** start of LISTED ENTRIES **

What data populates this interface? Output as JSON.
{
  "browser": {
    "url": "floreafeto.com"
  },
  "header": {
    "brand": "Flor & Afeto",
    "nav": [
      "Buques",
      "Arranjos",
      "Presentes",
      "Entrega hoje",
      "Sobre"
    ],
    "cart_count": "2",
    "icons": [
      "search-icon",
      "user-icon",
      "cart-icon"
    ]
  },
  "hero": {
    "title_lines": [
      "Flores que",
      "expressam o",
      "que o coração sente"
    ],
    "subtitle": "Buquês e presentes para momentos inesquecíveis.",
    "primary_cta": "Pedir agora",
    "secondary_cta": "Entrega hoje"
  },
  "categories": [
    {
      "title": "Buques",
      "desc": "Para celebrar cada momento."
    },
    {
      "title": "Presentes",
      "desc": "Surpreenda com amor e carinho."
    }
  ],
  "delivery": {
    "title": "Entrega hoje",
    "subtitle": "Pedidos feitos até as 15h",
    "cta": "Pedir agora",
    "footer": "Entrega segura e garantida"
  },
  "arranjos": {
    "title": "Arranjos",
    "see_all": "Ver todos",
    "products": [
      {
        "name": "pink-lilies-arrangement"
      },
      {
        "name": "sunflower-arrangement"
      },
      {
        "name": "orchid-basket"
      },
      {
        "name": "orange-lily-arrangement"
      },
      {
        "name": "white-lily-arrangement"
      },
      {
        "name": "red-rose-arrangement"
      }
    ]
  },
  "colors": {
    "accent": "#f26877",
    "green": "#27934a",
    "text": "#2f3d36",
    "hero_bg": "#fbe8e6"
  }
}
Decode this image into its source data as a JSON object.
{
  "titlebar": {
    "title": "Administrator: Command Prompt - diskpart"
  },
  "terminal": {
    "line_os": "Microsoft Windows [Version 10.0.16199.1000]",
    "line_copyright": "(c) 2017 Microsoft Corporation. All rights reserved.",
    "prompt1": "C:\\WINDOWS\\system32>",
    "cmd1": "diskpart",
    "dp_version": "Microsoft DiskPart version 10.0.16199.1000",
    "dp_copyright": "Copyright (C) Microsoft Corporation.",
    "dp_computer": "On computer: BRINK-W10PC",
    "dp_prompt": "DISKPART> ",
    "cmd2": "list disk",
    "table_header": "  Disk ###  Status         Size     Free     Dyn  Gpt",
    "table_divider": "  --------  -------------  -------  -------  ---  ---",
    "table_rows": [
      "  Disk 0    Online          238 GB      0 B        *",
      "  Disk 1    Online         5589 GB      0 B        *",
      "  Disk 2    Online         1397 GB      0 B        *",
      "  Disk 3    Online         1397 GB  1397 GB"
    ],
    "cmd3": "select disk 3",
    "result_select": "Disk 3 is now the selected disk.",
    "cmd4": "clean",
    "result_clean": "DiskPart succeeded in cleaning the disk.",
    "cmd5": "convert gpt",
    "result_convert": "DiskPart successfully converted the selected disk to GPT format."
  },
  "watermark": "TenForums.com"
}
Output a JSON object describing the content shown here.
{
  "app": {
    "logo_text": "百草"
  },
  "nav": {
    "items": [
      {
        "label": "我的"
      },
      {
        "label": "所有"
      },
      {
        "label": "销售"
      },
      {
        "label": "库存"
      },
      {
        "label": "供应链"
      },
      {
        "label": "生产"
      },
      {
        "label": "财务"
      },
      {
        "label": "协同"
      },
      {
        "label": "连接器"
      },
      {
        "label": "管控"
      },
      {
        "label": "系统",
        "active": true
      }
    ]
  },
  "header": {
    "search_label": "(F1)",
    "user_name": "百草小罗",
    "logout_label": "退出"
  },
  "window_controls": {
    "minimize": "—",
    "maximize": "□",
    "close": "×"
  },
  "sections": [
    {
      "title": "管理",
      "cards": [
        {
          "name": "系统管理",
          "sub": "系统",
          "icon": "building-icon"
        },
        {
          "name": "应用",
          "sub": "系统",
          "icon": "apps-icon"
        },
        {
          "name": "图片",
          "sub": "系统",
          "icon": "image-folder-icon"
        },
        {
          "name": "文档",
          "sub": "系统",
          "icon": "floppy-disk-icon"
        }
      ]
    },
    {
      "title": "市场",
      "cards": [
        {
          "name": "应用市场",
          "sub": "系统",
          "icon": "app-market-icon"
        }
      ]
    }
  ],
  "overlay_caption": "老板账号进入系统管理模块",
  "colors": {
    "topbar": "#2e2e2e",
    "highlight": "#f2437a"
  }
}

** end of LISTED ENTRIES **

### [TASK OBJECTIVE]
Retype the material above, line by line, exactly.

### [REPLY]
What data populates this interface? Output as JSON.
{
  "browser": {
    "url": "floreafeto.com"
  },
  "header": {
    "brand": "Flor & Afeto",
    "nav": [
      "Buques",
      "Arranjos",
      "Presentes",
      "Entrega hoje",
      "Sobre"
    ],
    "cart_count": "2",
    "icons": [
      "search-icon",
      "user-icon",
      "cart-icon"
    ]
  },
  "hero": {
    "title_lines": [
      "Flores que",
      "expressam o",
      "que o coração sente"
    ],
    "subtitle": "Buquês e presentes para momentos inesquecíveis.",
    "primary_cta": "Pedir agora",
    "secondary_cta": "Entrega hoje"
  },
  "categories": [
    {
      "title": "Buques",
      "desc": "Para celebrar cada momento."
    },
    {
      "title": "Presentes",
      "desc": "Surpreenda com amor e carinho."
    }
  ],
  "delivery": {
    "title": "Entrega hoje",
    "subtitle": "Pedidos feitos até as 15h",
    "cta": "Pedir agora",
    "footer": "Entrega segura e garantida"
  },
  "arranjos": {
    "title": "Arranjos",
    "see_all": "Ver todos",
    "products": [
      {
        "name": "pink-lilies-arrangement"
      },
      {
        "name": "sunflower-arrangement"
      },
      {
        "name": "orchid-basket"
      },
      {
        "name": "orange-lily-arrangement"
      },
      {
        "name": "white-lily-arrangement"
      },
      {
        "name": "red-rose-arrangement"
      }
    ]
  },
  "colors": {
    "accent": "#f26877",
    "green": "#27934a",
    "text": "#2f3d36",
    "hero_bg": "#fbe8e6"
  }
}
Decode this image into its source data as a JSON object.
{
  "titlebar": {
    "title": "Administrator: Command Prompt - diskpart"
  },
  "terminal": {
    "line_os": "Microsoft Windows [Version 10.0.16199.1000]",
    "line_copyright": "(c) 2017 Microsoft Corporation. All rights reserved.",
    "prompt1": "C:\\WINDOWS\\system32>",
    "cmd1": "diskpart",
    "dp_version": "Microsoft DiskPart version 10.0.16199.1000",
    "dp_copyright": "Copyright (C) Microsoft Corporation.",
    "dp_computer": "On computer: BRINK-W10PC",
    "dp_prompt": "DISKPART> ",
    "cmd2": "list disk",
    "table_header": "  Disk ###  Status         Size     Free     Dyn  Gpt",
    "table_divider": "  --------  -------------  -------  -------  ---  ---",
    "table_rows": [
      "  Disk 0    Online          238 GB      0 B        *",
      "  Disk 1    Online         5589 GB      0 B        *",
      "  Disk 2    Online         1397 GB      0 B        *",
      "  Disk 3    Online         1397 GB  1397 GB"
    ],
    "cmd3": "select disk 3",
    "result_select": "Disk 3 is now the selected disk.",
    "cmd4": "clean",
    "result_clean": "DiskPart succeeded in cleaning the disk.",
    "cmd5": "convert gpt",
    "result_convert": "DiskPart successfully converted the selected disk to GPT format."
  },
  "watermark": "TenForums.com"
}
Output a JSON object describing the content shown here.
{
  "app": {
    "logo_text": "百草"
  },
  "nav": {
    "items": [
      {
        "label": "我的"
      },
      {
        "label": "所有"
      },
      {
        "label": "销售"
      },
      {
        "label": "库存"
      },
      {
        "label": "供应链"
      },
      {
        "label": "生产"
      },
      {
        "label": "财务"
      },
      {
        "label": "协同"
      },
      {
        "label": "连接器"
      },
      {
        "label": "管控"
      },
      {
        "label": "系统",
        "active": true
      }
    ]
  },
  "header": {
    "search_label": "(F1)",
    "user_name": "百草小罗",
    "logout_label": "退出"
  },
  "window_controls": {
    "minimize": "—",
    "maximize": "□",
    "close": "×"
  },
  "sections": [
    {
      "title": "管理",
      "cards": [
        {
          "name": "系统管理",
          "sub": "系统",
          "icon": "building-icon"
        },
        {
          "name": "应用",
          "sub": "系统",
          "icon": "apps-icon"
        },
        {
          "name": "图片",
          "sub": "系统",
          "icon": "image-folder-icon"
        },
        {
          "name": "文档",
          "sub": "系统",
          "icon": "floppy-disk-icon"
        }
      ]
    },
    {
      "title": "市场",
      "cards": [
        {
          "name": "应用市场",
          "sub": "系统",
          "icon": "app-market-icon"
        }
      ]
    }
  ],
  "overlay_caption": "老板账号进入系统管理模块",
  "colors": {
    "topbar": "#2e2e2e",
    "highlight": "#f2437a"
  }
}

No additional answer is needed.